Write the data out again, exactly as given.

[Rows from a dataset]
┌────────

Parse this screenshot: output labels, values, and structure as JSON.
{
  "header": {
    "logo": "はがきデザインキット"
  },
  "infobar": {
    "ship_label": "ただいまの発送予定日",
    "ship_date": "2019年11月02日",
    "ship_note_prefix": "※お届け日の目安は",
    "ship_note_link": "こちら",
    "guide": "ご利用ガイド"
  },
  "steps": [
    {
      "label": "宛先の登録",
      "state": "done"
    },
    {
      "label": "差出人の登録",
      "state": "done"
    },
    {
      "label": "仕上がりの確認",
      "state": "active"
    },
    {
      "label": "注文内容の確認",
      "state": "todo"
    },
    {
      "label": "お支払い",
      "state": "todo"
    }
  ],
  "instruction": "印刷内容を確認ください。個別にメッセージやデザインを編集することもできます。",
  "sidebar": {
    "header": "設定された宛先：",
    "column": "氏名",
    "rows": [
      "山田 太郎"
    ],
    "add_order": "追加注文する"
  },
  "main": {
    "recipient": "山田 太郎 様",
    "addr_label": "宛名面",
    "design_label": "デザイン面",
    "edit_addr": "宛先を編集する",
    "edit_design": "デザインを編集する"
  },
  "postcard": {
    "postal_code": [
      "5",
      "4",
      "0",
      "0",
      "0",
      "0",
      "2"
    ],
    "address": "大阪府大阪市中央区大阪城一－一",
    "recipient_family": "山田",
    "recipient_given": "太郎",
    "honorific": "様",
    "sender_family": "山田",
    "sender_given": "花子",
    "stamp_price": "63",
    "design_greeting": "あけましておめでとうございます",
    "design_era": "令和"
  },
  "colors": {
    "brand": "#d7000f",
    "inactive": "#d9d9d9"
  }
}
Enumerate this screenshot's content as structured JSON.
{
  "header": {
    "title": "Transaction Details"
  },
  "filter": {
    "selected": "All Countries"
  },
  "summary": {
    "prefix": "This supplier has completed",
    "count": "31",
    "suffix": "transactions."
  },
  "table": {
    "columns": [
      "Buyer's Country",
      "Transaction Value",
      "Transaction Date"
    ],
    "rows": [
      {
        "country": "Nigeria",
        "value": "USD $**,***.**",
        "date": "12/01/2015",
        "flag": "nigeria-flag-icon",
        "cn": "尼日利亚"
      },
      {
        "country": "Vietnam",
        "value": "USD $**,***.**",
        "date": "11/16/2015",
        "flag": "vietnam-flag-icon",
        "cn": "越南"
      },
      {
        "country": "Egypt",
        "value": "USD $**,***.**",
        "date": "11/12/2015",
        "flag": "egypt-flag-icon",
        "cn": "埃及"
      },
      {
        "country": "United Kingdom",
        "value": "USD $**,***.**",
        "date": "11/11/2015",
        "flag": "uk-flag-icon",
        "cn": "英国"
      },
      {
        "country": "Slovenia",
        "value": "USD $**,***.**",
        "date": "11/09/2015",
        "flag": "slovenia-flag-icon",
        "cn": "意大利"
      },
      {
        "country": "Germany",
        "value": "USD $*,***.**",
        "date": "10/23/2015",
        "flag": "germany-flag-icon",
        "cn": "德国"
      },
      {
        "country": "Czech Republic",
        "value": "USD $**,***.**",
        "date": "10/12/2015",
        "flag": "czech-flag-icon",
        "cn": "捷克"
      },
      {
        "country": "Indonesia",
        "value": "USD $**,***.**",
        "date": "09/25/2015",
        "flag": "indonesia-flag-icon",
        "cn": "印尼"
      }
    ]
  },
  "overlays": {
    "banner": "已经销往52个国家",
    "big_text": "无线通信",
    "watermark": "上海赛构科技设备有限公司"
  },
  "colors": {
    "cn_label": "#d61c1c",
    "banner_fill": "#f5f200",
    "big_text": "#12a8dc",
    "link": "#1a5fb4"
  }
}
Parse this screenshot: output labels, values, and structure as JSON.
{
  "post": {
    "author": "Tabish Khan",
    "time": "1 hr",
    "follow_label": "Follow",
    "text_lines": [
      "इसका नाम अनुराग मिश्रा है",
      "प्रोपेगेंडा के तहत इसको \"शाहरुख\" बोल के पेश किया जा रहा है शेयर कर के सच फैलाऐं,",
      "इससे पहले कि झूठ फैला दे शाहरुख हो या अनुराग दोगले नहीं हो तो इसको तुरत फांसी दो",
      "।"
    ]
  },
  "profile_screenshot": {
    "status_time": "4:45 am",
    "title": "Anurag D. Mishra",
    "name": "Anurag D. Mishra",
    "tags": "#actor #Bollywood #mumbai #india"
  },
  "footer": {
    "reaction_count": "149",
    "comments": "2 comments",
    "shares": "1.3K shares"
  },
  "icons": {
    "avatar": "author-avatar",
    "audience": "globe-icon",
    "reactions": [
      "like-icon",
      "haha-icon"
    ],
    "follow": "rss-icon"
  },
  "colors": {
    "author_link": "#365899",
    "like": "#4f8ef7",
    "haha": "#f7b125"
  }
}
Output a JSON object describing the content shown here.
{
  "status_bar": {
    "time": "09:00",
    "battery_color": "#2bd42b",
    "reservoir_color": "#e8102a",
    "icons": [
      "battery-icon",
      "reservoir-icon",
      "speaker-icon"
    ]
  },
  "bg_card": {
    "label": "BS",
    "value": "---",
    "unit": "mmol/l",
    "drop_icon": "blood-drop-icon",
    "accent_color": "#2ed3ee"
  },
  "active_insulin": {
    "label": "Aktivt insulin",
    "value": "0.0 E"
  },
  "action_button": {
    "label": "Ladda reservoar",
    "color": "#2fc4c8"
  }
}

└────────

# [SOLUTION TO THE PROBLEM]
Parse this screenshot: output labels, values, and structure as JSON.
{
  "header": {
    "logo": "はがきデザインキット"
  },
  "infobar": {
    "ship_label": "ただいまの発送予定日",
    "ship_date": "2019年11月02日",
    "ship_note_prefix": "※お届け日の目安は",
    "ship_note_link": "こちら",
    "guide": "ご利用ガイド"
  },
  "steps": [
    {
      "label": "宛先の登録",
      "state": "done"
    },
    {
      "label": "差出人の登録",
      "state": "done"
    },
    {
      "label": "仕上がりの確認",
      "state": "active"
    },
    {
      "label": "注文内容の確認",
      "state": "todo"
    },
    {
      "label": "お支払い",
      "state": "todo"
    }
  ],
  "instruction": "印刷内容を確認ください。個別にメッセージやデザインを編集することもできます。",
  "sidebar": {
    "header": "設定された宛先：",
    "column": "氏名",
    "rows": [
      "山田 太郎"
    ],
    "add_order": "追加注文する"
  },
  "main": {
    "recipient": "山田 太郎 様",
    "addr_label": "宛名面",
    "design_label": "デザイン面",
    "edit_addr": "宛先を編集する",
    "edit_design": "デザインを編集する"
  },
  "postcard": {
    "postal_code": [
      "5",
      "4",
      "0",
      "0",
      "0",
      "0",
      "2"
    ],
    "address": "大阪府大阪市中央区大阪城一－一",
    "recipient_family": "山田",
    "recipient_given": "太郎",
    "honorific": "様",
    "sender_family": "山田",
    "sender_given": "花子",
    "stamp_price": "63",
    "design_greeting": "あけましておめでとうございます",
    "design_era": "令和"
  },
  "colors": {
    "brand": "#d7000f",
    "inactive": "#d9d9d9"
  }
}
Enumerate this screenshot's content as structured JSON.
{
  "header": {
    "title": "Transaction Details"
  },
  "filter": {
    "selected": "All Countries"
  },
  "summary": {
    "prefix": "This supplier has completed",
    "count": "31",
    "suffix": "transactions."
  },
  "table": {
    "columns": [
      "Buyer's Country",
      "Transaction Value",
      "Transaction Date"
    ],
    "rows": [
      {
        "country": "Nigeria",
        "value": "USD $**,***.**",
        "date": "12/01/2015",
        "flag": "nigeria-flag-icon",
        "cn": "尼日利亚"
      },
      {
        "country": "Vietnam",
        "value": "USD $**,***.**",
        "date": "11/16/2015",
        "flag": "vietnam-flag-icon",
        "cn": "越南"
      },
      {
        "country": "Egypt",
        "value": "USD $**,***.**",
        "date": "11/12/2015",
        "flag": "egypt-flag-icon",
        "cn": "埃及"
      },
      {
        "country": "United Kingdom",
        "value": "USD $**,***.**",
        "date": "11/11/2015",
        "flag": "uk-flag-icon",
        "cn": "英国"
      },
      {
        "country": "Slovenia",
        "value": "USD $**,***.**",
        "date": "11/09/2015",
        "flag": "slovenia-flag-icon",
        "cn": "意大利"
      },
      {
        "country": "Germany",
        "value": "USD $*,***.**",
        "date": "10/23/2015",
        "flag": "germany-flag-icon",
        "cn": "德国"
      },
      {
        "country": "Czech Republic",
        "value": "USD $**,***.**",
        "date": "10/12/2015",
        "flag": "czech-flag-icon",
        "cn": "捷克"
      },
      {
        "country": "Indonesia",
        "value": "USD $**,***.**",
        "date": "09/25/2015",
        "flag": "indonesia-flag-icon",
        "cn": "印尼"
      }
    ]
  },
  "overlays": {
    "banner": "已经销往52个国家",
    "big_text": "无线通信",
    "watermark": "上海赛构科技设备有限公司"
  },
  "colors": {
    "cn_label": "#d61c1c",
    "banner_fill": "#f5f200",
    "big_text": "#12a8dc",
    "link": "#1a5fb4"
  }
}
Parse this screenshot: output labels, values, and structure as JSON.
{
  "post": {
    "author": "Tabish Khan",
    "time": "1 hr",
    "follow_label": "Follow",
    "text_lines": [
      "इसका नाम अनुराग मिश्रा है",
      "प्रोपेगेंडा के तहत इसको \"शाहरुख\" बोल के पेश किया जा रहा है शेयर कर के सच फैलाऐं,",
      "इससे पहले कि झूठ फैला दे शाहरुख हो या अनुराग दोगले नहीं हो तो इसको तुरत फांसी दो",
      "।"
    ]
  },
  "profile_screenshot": {
    "status_time": "4:45 am",
    "title": "Anurag D. Mishra",
    "name": "Anurag D. Mishra",
    "tags": "#actor #Bollywood #mumbai #india"
  },
  "footer": {
    "reaction_count": "149",
    "comments": "2 comments",
    "shares": "1.3K shares"
  },
  "icons": {
    "avatar": "author-avatar",
    "audience": "globe-icon",
    "reactions": [
      "like-icon",
      "haha-icon"
    ],
    "follow": "rss-icon"
  },
  "colors": {
    "author_link": "#365899",
    "like": "#4f8ef7",
    "haha": "#f7b125"
  }
}
Output a JSON object describing the content shown here.
{
  "status_bar": {
    "time": "09:00",
    "battery_color": "#2bd42b",
    "reservoir_color": "#e8102a",
    "icons": [
      "battery-icon",
      "reservoir-icon",
      "speaker-icon"
    ]
  },
  "bg_card": {
    "label": "BS",
    "value": "---",
    "unit": "mmol/l",
    "drop_icon": "blood-drop-icon",
    "accent_color": "#2ed3ee"
  },
  "active_insulin": {
    "label": "Aktivt insulin",
    "value": "0.0 E"
  },
  "action_button": {
    "label": "Ladda reservoar",
    "color": "#2fc4c8"
  }
}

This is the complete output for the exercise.